ENTRIES SHOWN
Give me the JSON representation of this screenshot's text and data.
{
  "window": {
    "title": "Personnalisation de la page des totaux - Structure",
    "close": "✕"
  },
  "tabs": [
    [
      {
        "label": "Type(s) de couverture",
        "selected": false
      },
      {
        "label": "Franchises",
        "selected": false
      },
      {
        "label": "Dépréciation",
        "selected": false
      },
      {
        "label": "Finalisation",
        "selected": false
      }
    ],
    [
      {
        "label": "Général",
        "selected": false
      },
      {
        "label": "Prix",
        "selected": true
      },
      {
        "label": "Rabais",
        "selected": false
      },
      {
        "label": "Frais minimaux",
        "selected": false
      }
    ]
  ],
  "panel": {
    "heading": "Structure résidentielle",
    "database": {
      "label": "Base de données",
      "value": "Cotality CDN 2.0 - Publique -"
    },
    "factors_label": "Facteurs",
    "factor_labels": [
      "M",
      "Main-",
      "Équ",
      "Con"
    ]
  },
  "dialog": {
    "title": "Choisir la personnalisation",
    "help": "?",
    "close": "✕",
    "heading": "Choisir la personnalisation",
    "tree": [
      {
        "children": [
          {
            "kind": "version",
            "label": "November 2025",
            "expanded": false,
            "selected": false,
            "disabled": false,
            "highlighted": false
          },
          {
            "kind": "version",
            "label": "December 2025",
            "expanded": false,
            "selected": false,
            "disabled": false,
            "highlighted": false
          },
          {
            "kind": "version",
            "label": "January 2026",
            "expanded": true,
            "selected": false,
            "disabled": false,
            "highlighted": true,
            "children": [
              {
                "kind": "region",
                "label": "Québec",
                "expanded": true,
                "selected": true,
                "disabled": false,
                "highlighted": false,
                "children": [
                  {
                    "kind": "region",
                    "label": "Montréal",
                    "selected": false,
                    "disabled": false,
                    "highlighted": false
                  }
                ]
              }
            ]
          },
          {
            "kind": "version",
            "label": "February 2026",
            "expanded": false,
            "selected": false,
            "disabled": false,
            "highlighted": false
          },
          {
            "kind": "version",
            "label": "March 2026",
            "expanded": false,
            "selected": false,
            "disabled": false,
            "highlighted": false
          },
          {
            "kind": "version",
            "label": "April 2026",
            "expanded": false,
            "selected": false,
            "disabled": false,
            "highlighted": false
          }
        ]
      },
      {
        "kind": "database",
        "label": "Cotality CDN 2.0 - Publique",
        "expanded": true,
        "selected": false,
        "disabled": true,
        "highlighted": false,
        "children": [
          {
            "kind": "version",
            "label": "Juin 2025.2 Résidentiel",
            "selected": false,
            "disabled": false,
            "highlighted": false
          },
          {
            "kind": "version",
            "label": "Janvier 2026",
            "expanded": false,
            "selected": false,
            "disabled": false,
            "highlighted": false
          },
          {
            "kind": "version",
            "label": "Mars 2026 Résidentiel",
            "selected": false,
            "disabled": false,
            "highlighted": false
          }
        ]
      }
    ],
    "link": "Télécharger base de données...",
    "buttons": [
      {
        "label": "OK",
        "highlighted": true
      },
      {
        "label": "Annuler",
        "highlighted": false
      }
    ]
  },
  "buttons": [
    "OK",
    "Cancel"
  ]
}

WHAT IS EXPECTED
Provide the number of lines in these entries that hold the word "title", without any accompanying text.

EXPECTED OUTPUT
2